▶ **ROWS**
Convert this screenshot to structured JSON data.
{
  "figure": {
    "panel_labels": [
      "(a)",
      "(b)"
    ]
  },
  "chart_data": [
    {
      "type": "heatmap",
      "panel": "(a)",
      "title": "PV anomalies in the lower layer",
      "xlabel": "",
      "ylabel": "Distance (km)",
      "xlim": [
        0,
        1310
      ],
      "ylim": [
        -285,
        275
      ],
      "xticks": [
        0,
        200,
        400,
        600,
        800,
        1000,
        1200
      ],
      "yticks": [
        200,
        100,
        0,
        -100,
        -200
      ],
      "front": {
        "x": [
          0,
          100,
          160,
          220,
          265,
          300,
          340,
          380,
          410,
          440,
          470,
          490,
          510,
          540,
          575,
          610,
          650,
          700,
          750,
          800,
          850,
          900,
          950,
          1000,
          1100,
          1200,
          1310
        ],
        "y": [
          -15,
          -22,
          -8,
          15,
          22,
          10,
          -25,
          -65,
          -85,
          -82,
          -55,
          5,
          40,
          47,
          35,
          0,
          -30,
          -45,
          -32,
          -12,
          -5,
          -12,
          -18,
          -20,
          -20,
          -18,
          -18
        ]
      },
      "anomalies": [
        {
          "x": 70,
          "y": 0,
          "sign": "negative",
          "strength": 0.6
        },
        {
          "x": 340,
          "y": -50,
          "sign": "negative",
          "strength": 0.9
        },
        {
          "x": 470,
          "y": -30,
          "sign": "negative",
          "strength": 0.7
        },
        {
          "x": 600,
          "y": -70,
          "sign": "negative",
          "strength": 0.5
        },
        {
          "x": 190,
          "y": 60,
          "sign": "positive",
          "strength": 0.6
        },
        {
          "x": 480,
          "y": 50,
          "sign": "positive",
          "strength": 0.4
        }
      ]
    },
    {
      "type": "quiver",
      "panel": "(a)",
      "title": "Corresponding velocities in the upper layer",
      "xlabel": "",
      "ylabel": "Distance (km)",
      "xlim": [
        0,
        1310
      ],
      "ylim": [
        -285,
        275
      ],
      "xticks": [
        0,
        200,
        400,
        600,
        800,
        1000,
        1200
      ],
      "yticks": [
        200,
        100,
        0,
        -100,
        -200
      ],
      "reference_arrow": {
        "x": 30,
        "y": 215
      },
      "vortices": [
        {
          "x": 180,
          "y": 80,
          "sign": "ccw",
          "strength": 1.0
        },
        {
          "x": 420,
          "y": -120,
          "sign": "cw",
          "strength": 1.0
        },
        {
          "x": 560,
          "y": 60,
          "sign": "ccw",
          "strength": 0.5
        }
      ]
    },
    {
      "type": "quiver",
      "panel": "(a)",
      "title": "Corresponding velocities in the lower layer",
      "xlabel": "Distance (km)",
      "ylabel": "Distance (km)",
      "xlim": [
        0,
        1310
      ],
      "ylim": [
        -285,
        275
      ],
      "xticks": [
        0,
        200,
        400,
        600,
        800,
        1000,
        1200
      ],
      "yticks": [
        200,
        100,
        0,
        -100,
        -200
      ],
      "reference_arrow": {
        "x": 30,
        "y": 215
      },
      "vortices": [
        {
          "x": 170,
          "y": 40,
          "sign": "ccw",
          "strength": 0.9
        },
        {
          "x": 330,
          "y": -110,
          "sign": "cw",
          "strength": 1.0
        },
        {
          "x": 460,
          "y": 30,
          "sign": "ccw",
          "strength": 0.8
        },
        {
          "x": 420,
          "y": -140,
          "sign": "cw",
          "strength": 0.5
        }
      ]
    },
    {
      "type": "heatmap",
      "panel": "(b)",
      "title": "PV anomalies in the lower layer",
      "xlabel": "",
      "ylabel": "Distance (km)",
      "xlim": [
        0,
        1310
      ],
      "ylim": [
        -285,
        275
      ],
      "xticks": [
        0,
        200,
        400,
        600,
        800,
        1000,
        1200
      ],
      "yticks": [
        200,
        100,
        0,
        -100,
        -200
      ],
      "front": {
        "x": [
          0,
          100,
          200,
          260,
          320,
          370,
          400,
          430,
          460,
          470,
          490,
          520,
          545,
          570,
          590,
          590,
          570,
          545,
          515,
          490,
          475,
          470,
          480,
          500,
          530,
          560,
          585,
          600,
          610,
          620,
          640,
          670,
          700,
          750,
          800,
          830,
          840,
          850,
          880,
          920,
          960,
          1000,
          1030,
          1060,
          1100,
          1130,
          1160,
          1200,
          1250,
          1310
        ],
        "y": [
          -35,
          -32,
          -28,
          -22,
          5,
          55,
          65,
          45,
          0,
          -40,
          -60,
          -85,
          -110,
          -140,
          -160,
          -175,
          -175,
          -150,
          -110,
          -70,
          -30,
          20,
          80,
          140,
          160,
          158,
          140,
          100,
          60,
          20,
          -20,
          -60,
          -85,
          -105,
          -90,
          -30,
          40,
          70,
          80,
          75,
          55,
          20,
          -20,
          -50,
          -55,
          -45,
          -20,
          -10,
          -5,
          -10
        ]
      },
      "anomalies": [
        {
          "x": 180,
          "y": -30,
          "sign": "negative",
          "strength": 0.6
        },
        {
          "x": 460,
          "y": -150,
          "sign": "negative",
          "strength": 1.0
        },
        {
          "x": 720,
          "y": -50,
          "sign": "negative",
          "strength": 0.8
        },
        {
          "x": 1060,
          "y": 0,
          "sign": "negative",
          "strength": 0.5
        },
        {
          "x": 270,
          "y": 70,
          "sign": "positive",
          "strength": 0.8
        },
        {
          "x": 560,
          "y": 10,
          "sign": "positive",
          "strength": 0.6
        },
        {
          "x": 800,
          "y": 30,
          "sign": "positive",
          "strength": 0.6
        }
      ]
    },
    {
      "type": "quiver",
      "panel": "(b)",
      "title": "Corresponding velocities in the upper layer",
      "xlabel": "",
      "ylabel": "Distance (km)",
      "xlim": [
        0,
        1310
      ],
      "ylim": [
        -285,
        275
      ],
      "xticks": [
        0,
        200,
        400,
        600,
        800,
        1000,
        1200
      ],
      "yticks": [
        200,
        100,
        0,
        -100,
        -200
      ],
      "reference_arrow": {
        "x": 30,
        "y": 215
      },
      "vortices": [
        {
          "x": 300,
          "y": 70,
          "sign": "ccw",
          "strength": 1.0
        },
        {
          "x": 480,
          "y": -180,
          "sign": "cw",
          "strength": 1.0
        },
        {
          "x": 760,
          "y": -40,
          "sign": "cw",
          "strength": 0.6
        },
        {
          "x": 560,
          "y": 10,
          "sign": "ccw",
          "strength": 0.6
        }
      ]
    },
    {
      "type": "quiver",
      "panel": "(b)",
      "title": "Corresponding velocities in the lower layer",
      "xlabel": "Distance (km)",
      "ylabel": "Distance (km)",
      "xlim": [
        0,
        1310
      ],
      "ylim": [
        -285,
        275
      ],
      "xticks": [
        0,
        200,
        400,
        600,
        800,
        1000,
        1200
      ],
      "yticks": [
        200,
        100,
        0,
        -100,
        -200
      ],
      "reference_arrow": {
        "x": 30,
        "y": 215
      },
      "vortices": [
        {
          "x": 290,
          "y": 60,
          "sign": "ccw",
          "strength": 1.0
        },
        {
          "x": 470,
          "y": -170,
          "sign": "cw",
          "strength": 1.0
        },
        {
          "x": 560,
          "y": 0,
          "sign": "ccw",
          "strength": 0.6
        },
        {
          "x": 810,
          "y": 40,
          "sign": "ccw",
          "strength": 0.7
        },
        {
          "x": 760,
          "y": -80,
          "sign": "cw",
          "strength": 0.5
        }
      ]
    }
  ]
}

▶ **SET PROBLEM**
Return each entry from the material above exactly as it appears.

▶ **COMPLETED EXERCISE**
Convert this screenshot to structured JSON data.
{
  "figure": {
    "panel_labels": [
      "(a)",
      "(b)"
    ]
  },
  "chart_data": [
    {
      "type": "heatmap",
      "panel": "(a)",
      "title": "PV anomalies in the lower layer",
      "xlabel": "",
      "ylabel": "Distance (km)",
      "xlim": [
        0,
        1310
      ],
      "ylim": [
        -285,
        275
      ],
      "xticks": [
        0,
        200,
        400,
        600,
        800,
        1000,
        1200
      ],
      "yticks": [
        200,
        100,
        0,
        -100,
        -200
      ],
      "front": {
        "x": [
          0,
          100,
          160,
          220,
          265,
          300,
          340,
          380,
          410,
          440,
          470,
          490,
          510,
          540,
          575,
          610,
          650,
          700,
          750,
          800,
          850,
          900,
          950,
          1000,
          1100,
          1200,
          1310
        ],
        "y": [
          -15,
          -22,
          -8,
          15,
          22,
          10,
          -25,
          -65,
          -85,
          -82,
          -55,
          5,
          40,
          47,
          35,
          0,
          -30,
          -45,
          -32,
          -12,
          -5,
          -12,
          -18,
          -20,
          -20,
          -18,
          -18
        ]
      },
      "anomalies": [
        {
          "x": 70,
          "y": 0,
          "sign": "negative",
          "strength": 0.6
        },
        {
          "x": 340,
          "y": -50,
          "sign": "negative",
          "strength": 0.9
        },
        {
          "x": 470,
          "y": -30,
          "sign": "negative",
          "strength": 0.7
        },
        {
          "x": 600,
          "y": -70,
          "sign": "negative",
          "strength": 0.5
        },
        {
          "x": 190,
          "y": 60,
          "sign": "positive",
          "strength": 0.6
        },
        {
          "x": 480,
          "y": 50,
          "sign": "positive",
          "strength": 0.4
        }
      ]
    },
    {
      "type": "quiver",
      "panel": "(a)",
      "title": "Corresponding velocities in the upper layer",
      "xlabel": "",
      "ylabel": "Distance (km)",
      "xlim": [
        0,
        1310
      ],
      "ylim": [
        -285,
        275
      ],
      "xticks": [
        0,
        200,
        400,
        600,
        800,
        1000,
        1200
      ],
      "yticks": [
        200,
        100,
        0,
        -100,
        -200
      ],
      "reference_arrow": {
        "x": 30,
        "y": 215
      },
      "vortices": [
        {
          "x": 180,
          "y": 80,
          "sign": "ccw",
          "strength": 1.0
        },
        {
          "x": 420,
          "y": -120,
          "sign": "cw",
          "strength": 1.0
        },
        {
          "x": 560,
          "y": 60,
          "sign": "ccw",
          "strength": 0.5
        }
      ]
    },
    {
      "type": "quiver",
      "panel": "(a)",
      "title": "Corresponding velocities in the lower layer",
      "xlabel": "Distance (km)",
      "ylabel": "Distance (km)",
      "xlim": [
        0,
        1310
      ],
      "ylim": [
        -285,
        275
      ],
      "xticks": [
        0,
        200,
        400,
        600,
        800,
        1000,
        1200
      ],
      "yticks": [
        200,
        100,
        0,
        -100,
        -200
      ],
      "reference_arrow": {
        "x": 30,
        "y": 215
      },
      "vortices": [
        {
          "x": 170,
          "y": 40,
          "sign": "ccw",
          "strength": 0.9
        },
        {
          "x": 330,
          "y": -110,
          "sign": "cw",
          "strength": 1.0
        },
        {
          "x": 460,
          "y": 30,
          "sign": "ccw",
          "strength": 0.8
        },
        {
          "x": 420,
          "y": -140,
          "sign": "cw",
          "strength": 0.5
        }
      ]
    },
    {
      "type": "heatmap",
      "panel": "(b)",
      "title": "PV anomalies in the lower layer",
      "xlabel": "",
      "ylabel": "Distance (km)",
      "xlim": [
        0,
        1310
      ],
      "ylim": [
        -285,
        275
      ],
      "xticks": [
        0,
        200,
        400,
        600,
        800,
        1000,
        1200
      ],
      "yticks": [
        200,
        100,
        0,
        -100,
        -200
      ],
      "front": {
        "x": [
          0,
          100,
          200,
          260,
          320,
          370,
          400,
          430,
          460,
          470,
          490,
          520,
          545,
          570,
          590,
          590,
          570,
          545,
          515,
          490,
          475,
          470,
          480,
          500,
          530,
          560,
          585,
          600,
          610,
          620,
          640,
          670,
          700,
          750,
          800,
          830,
          840,
          850,
          880,
          920,
          960,
          1000,
          1030,
          1060,
          1100,
          1130,
          1160,
          1200,
          1250,
          1310
        ],
        "y": [
          -35,
          -32,
          -28,
          -22,
          5,
          55,
          65,
          45,
          0,
          -40,
          -60,
          -85,
          -110,
          -140,
          -160,
          -175,
          -175,
          -150,
          -110,
          -70,
          -30,
          20,
          80,
          140,
          160,
          158,
          140,
          100,
          60,
          20,
          -20,
          -60,
          -85,
          -105,
          -90,
          -30,
          40,
          70,
          80,
          75,
          55,
          20,
          -20,
          -50,
          -55,
          -45,
          -20,
          -10,
          -5,
          -10
        ]
      },
      "anomalies": [
        {
          "x": 180,
          "y": -30,
          "sign": "negative",
          "strength": 0.6
        },
        {
          "x": 460,
          "y": -150,
          "sign": "negative",
          "strength": 1.0
        },
        {
          "x": 720,
          "y": -50,
          "sign": "negative",
          "strength": 0.8
        },
        {
          "x": 1060,
          "y": 0,
          "sign": "negative",
          "strength": 0.5
        },
        {
          "x": 270,
          "y": 70,
          "sign": "positive",
          "strength": 0.8
        },
        {
          "x": 560,
          "y": 10,
          "sign": "positive",
          "strength": 0.6
        },
        {
          "x": 800,
          "y": 30,
          "sign": "positive",
          "strength": 0.6
        }
      ]
    },
    {
      "type": "quiver",
      "panel": "(b)",
      "title": "Corresponding velocities in the upper layer",
      "xlabel": "",
      "ylabel": "Distance (km)",
      "xlim": [
        0,
        1310
      ],
      "ylim": [
        -285,
        275
      ],
      "xticks": [
        0,
        200,
        400,
        600,
        800,
        1000,
        1200
      ],
      "yticks": [
        200,
        100,
        0,
        -100,
        -200
      ],
      "reference_arrow": {
        "x": 30,
        "y": 215
      },
      "vortices": [
        {
          "x": 300,
          "y": 70,
          "sign": "ccw",
          "strength": 1.0
        },
        {
          "x": 480,
          "y": -180,
          "sign": "cw",
          "strength": 1.0
        },
        {
          "x": 760,
          "y": -40,
          "sign": "cw",
          "strength": 0.6
        },
        {
          "x": 560,
          "y": 10,
          "sign": "ccw",
          "strength": 0.6
        }
      ]
    },
    {
      "type": "quiver",
      "panel": "(b)",
      "title": "Corresponding velocities in the lower layer",
      "xlabel": "Distance (km)",
      "ylabel": "Distance (km)",
      "xlim": [
        0,
        1310
      ],
      "ylim": [
        -285,
        275
      ],
      "xticks": [
        0,
        200,
        400,
        600,
        800,
        1000,
        1200
      ],
      "yticks": [
        200,
        100,
        0,
        -100,
        -200
      ],
      "reference_arrow": {
        "x": 30,
        "y": 215
      },
      "vortices": [
        {
          "x": 290,
          "y": 60,
          "sign": "ccw",
          "strength": 1.0
        },
        {
          "x": 470,
          "y": -170,
          "sign": "cw",
          "strength": 1.0
        },
        {
          "x": 560,
          "y": 0,
          "sign": "ccw",
          "strength": 0.6
        },
        {
          "x": 810,
          "y": 40,
          "sign": "ccw",
          "strength": 0.7
        },
        {
          "x": 760,
          "y": -80,
          "sign": "cw",
          "strength": 0.5
        }
      ]
    }
  ]
}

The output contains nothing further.